Figure content listings:
** Begin **

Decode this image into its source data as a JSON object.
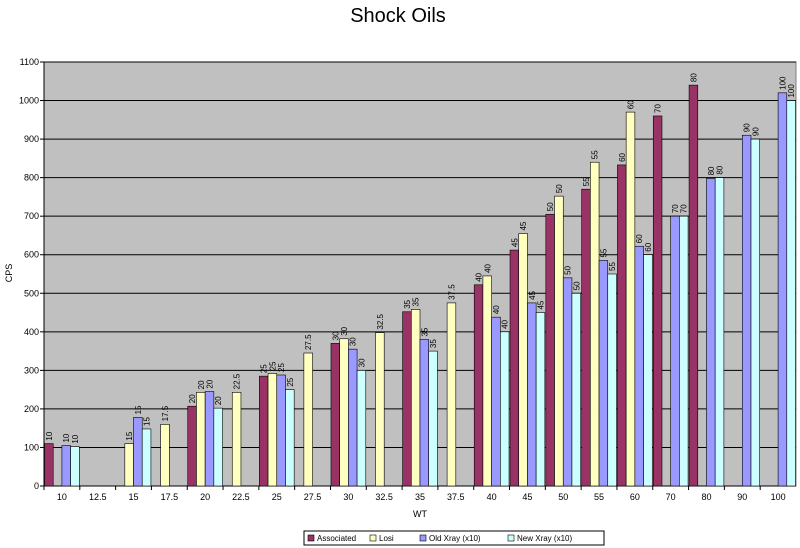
{
  "chart_data": {
    "type": "bar",
    "title": "Shock Oils",
    "xlabel": "WT",
    "ylabel": "CPS",
    "ylim": [
      0,
      1100
    ],
    "ytick_step": 100,
    "grid": true,
    "legend_position": "bottom",
    "categories": [
      "10",
      "12.5",
      "15",
      "17.5",
      "20",
      "22.5",
      "25",
      "27.5",
      "30",
      "32.5",
      "35",
      "37.5",
      "40",
      "45",
      "50",
      "55",
      "60",
      "70",
      "80",
      "90",
      "100"
    ],
    "series": [
      {
        "name": "Associated",
        "color": "#993366",
        "values": [
          110,
          null,
          null,
          null,
          207,
          null,
          285,
          null,
          370,
          null,
          452,
          null,
          522,
          612,
          705,
          770,
          833,
          960,
          1040,
          null,
          null
        ],
        "labels": [
          "10",
          null,
          null,
          null,
          "20",
          null,
          "25",
          null,
          "30",
          null,
          "35",
          null,
          "40",
          "45",
          "50",
          "55",
          "60",
          "70",
          "80",
          null,
          null
        ]
      },
      {
        "name": "Losi",
        "color": "#ffffc0",
        "values": [
          null,
          null,
          110,
          160,
          243,
          243,
          292,
          345,
          382,
          398,
          458,
          475,
          545,
          655,
          752,
          840,
          970,
          null,
          null,
          null,
          null
        ],
        "labels": [
          null,
          null,
          "15",
          "17.5",
          "20",
          "22.5",
          "25",
          "27.5",
          "30",
          "32.5",
          "35",
          "37.5",
          "40",
          "45",
          "50",
          "55",
          "60",
          null,
          null,
          null,
          null
        ]
      },
      {
        "name": "Old Xray (x10)",
        "color": "#9999ff",
        "values": [
          105,
          null,
          178,
          null,
          245,
          null,
          288,
          null,
          355,
          null,
          380,
          null,
          438,
          475,
          540,
          585,
          622,
          700,
          798,
          910,
          1020
        ],
        "labels": [
          "10",
          null,
          "15",
          null,
          "20",
          null,
          "25",
          null,
          "30",
          null,
          "35",
          null,
          "40",
          "45",
          "50",
          "55",
          "60",
          "70",
          "80",
          "90",
          "100"
        ]
      },
      {
        "name": "New Xray (x10)",
        "color": "#ccffff",
        "values": [
          102,
          null,
          148,
          null,
          202,
          null,
          250,
          null,
          300,
          null,
          350,
          null,
          400,
          450,
          500,
          550,
          600,
          700,
          800,
          900,
          1000
        ],
        "labels": [
          "10",
          null,
          "15",
          null,
          "20",
          null,
          "25",
          null,
          "30",
          null,
          "35",
          null,
          "40",
          "45",
          "50",
          "55",
          "60",
          "70",
          "80",
          "90",
          "100"
        ]
      }
    ]
  }
}
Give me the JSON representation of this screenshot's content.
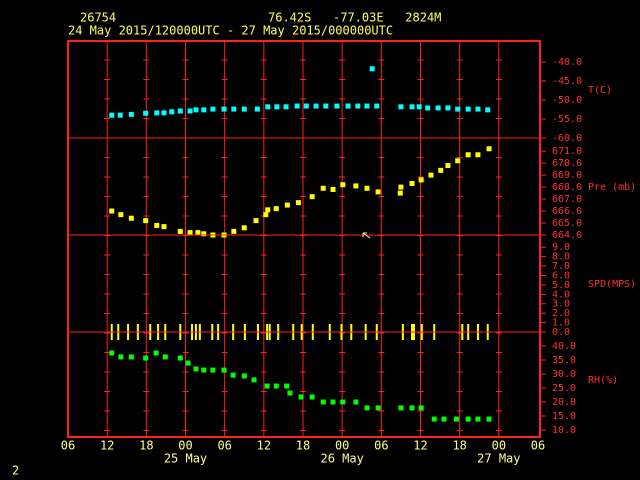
{
  "header": {
    "station": "26754",
    "location": "76.42S   -77.03E   2824M",
    "period": "24 May 2015/120000UTC - 27 May 2015/000000UTC",
    "page": "2"
  },
  "chart_data": [
    {
      "type": "scatter",
      "ylabel": "T(C)",
      "color": "#00ffff",
      "xlim": [
        0,
        72
      ],
      "ylim": [
        -60,
        -34.5
      ],
      "yticks": [
        {
          "value": -40,
          "label": "-40.0"
        },
        {
          "value": -45,
          "label": "-45.0"
        },
        {
          "value": -50,
          "label": "-50.0"
        },
        {
          "value": -55,
          "label": "-55.0"
        },
        {
          "value": -60,
          "label": "-60.0"
        }
      ],
      "x": [
        6.7,
        8.0,
        9.7,
        11.9,
        13.6,
        14.7,
        15.9,
        17.2,
        18.7,
        19.6,
        20.8,
        22.2,
        23.9,
        25.4,
        27.0,
        29.0,
        30.6,
        32.0,
        33.4,
        35.1,
        36.5,
        38.0,
        39.5,
        41.2,
        42.9,
        44.4,
        45.8,
        46.6,
        47.3,
        51.0,
        52.7,
        53.8,
        55.1,
        56.7,
        58.2,
        59.7,
        61.3,
        62.8,
        64.3
      ],
      "values": [
        -54.0,
        -54.0,
        -53.8,
        -53.5,
        -53.4,
        -53.4,
        -53.1,
        -52.9,
        -52.9,
        -52.6,
        -52.6,
        -52.4,
        -52.4,
        -52.4,
        -52.4,
        -52.4,
        -51.8,
        -51.8,
        -51.8,
        -51.6,
        -51.6,
        -51.6,
        -51.6,
        -51.6,
        -51.6,
        -51.6,
        -51.6,
        -41.8,
        -51.6,
        -51.8,
        -51.8,
        -51.8,
        -52.1,
        -52.1,
        -52.1,
        -52.4,
        -52.4,
        -52.4,
        -52.6
      ]
    },
    {
      "type": "scatter",
      "ylabel": "Pre (mb)",
      "color": "#ffff00",
      "xlim": [
        0,
        72
      ],
      "ylim": [
        664,
        672.1
      ],
      "yticks": [
        {
          "value": 671,
          "label": "671.0"
        },
        {
          "value": 670,
          "label": "670.0"
        },
        {
          "value": 669,
          "label": "669.0"
        },
        {
          "value": 668,
          "label": "668.0"
        },
        {
          "value": 667,
          "label": "667.0"
        },
        {
          "value": 666,
          "label": "666.0"
        },
        {
          "value": 665,
          "label": "665.0"
        },
        {
          "value": 664,
          "label": "664.0"
        }
      ],
      "x": [
        6.7,
        8.1,
        9.7,
        11.9,
        13.6,
        14.7,
        17.2,
        18.7,
        19.9,
        20.8,
        22.2,
        23.9,
        25.4,
        27.0,
        28.8,
        30.3,
        30.6,
        31.9,
        33.6,
        35.3,
        37.4,
        39.1,
        40.6,
        42.1,
        44.1,
        45.8,
        47.5,
        50.9,
        51.0,
        52.7,
        54.1,
        55.6,
        57.1,
        58.2,
        59.7,
        61.3,
        62.8,
        64.5
      ],
      "values": [
        666.0,
        665.7,
        665.4,
        665.2,
        664.8,
        664.7,
        664.3,
        664.2,
        664.2,
        664.1,
        664.0,
        664.0,
        664.3,
        664.6,
        665.2,
        665.7,
        666.1,
        666.2,
        666.5,
        666.7,
        667.2,
        667.9,
        667.8,
        668.2,
        668.1,
        667.9,
        667.6,
        667.5,
        668.0,
        668.3,
        668.6,
        669.0,
        669.4,
        669.8,
        670.2,
        670.7,
        670.7,
        671.2
      ]
    },
    {
      "type": "tick",
      "ylabel": "SPD(MPS)",
      "color": "#ffff00",
      "xlim": [
        0,
        72
      ],
      "ylim": [
        0,
        10.3
      ],
      "yticks": [
        {
          "value": 9,
          "label": "9.0"
        },
        {
          "value": 8,
          "label": "8.0"
        },
        {
          "value": 7,
          "label": "7.0"
        },
        {
          "value": 6,
          "label": "6.0"
        },
        {
          "value": 5,
          "label": "5.0"
        },
        {
          "value": 4,
          "label": "4.0"
        },
        {
          "value": 3,
          "label": "3.0"
        },
        {
          "value": 2,
          "label": "2.0"
        },
        {
          "value": 1,
          "label": "1.0"
        },
        {
          "value": 0,
          "label": "0.0"
        }
      ],
      "x": [
        6.7,
        7.7,
        9.2,
        10.7,
        12.6,
        13.8,
        14.9,
        17.2,
        19.0,
        19.6,
        20.2,
        22.1,
        23.0,
        25.3,
        27.1,
        29.1,
        30.5,
        30.9,
        32.2,
        34.5,
        35.8,
        37.5,
        40.1,
        41.9,
        43.4,
        45.6,
        47.3,
        51.3,
        52.7,
        53.0,
        54.2,
        56.1,
        60.4,
        61.3,
        62.8,
        64.3
      ],
      "values": [
        0,
        0,
        0,
        0,
        0,
        0,
        0,
        0,
        0,
        0,
        0,
        0,
        0,
        0,
        0,
        0,
        0,
        0,
        0,
        0,
        0,
        0,
        0,
        0,
        0,
        0,
        0,
        0,
        0,
        0,
        0,
        0,
        0,
        0,
        0,
        0
      ]
    },
    {
      "type": "scatter",
      "ylabel": "RH(%)",
      "color": "#00ff00",
      "xlim": [
        0,
        72
      ],
      "ylim": [
        7.5,
        45
      ],
      "yticks": [
        {
          "value": 40,
          "label": "40.0"
        },
        {
          "value": 35,
          "label": "35.0"
        },
        {
          "value": 30,
          "label": "30.0"
        },
        {
          "value": 25,
          "label": "25.0"
        },
        {
          "value": 20,
          "label": "20.0"
        },
        {
          "value": 15,
          "label": "15.0"
        },
        {
          "value": 10,
          "label": "10.0"
        }
      ],
      "x": [
        6.7,
        8.1,
        9.7,
        11.9,
        13.5,
        14.9,
        17.2,
        18.4,
        19.6,
        20.8,
        22.2,
        23.9,
        25.3,
        27.0,
        28.5,
        30.5,
        31.9,
        33.5,
        34.0,
        35.7,
        37.4,
        39.1,
        40.6,
        42.1,
        44.1,
        45.8,
        47.5,
        51.0,
        52.7,
        54.1,
        56.1,
        57.6,
        59.5,
        61.3,
        62.8,
        64.5
      ],
      "values": [
        37.5,
        36.1,
        36.1,
        35.7,
        37.5,
        36.1,
        35.7,
        33.9,
        31.8,
        31.4,
        31.4,
        31.4,
        29.6,
        29.3,
        27.9,
        25.7,
        25.7,
        25.7,
        23.2,
        21.8,
        21.8,
        20.0,
        20.0,
        20.0,
        20.0,
        17.9,
        17.9,
        17.9,
        17.9,
        17.9,
        13.9,
        13.9,
        13.9,
        13.9,
        13.9,
        13.9
      ],
      "xticks": [
        {
          "value": 0,
          "label": "06"
        },
        {
          "value": 6,
          "label": "12"
        },
        {
          "value": 12,
          "label": "18"
        },
        {
          "value": 18,
          "label": "00"
        },
        {
          "value": 24,
          "label": "06"
        },
        {
          "value": 30,
          "label": "12"
        },
        {
          "value": 36,
          "label": "18"
        },
        {
          "value": 42,
          "label": "00"
        },
        {
          "value": 48,
          "label": "06"
        },
        {
          "value": 54,
          "label": "12"
        },
        {
          "value": 60,
          "label": "18"
        },
        {
          "value": 66,
          "label": "00"
        },
        {
          "value": 72,
          "label": "06"
        }
      ],
      "date_labels": [
        {
          "value": 18,
          "label": "25 May"
        },
        {
          "value": 42,
          "label": "26 May"
        },
        {
          "value": 66,
          "label": "27 May"
        }
      ]
    }
  ]
}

** End **

● Set exercise:
Spot every line that holds "JSON" and copy it.

● Worked solution:
Decode this image into its source data as a JSON object.
Give me the JSON representation of this screenshot's content.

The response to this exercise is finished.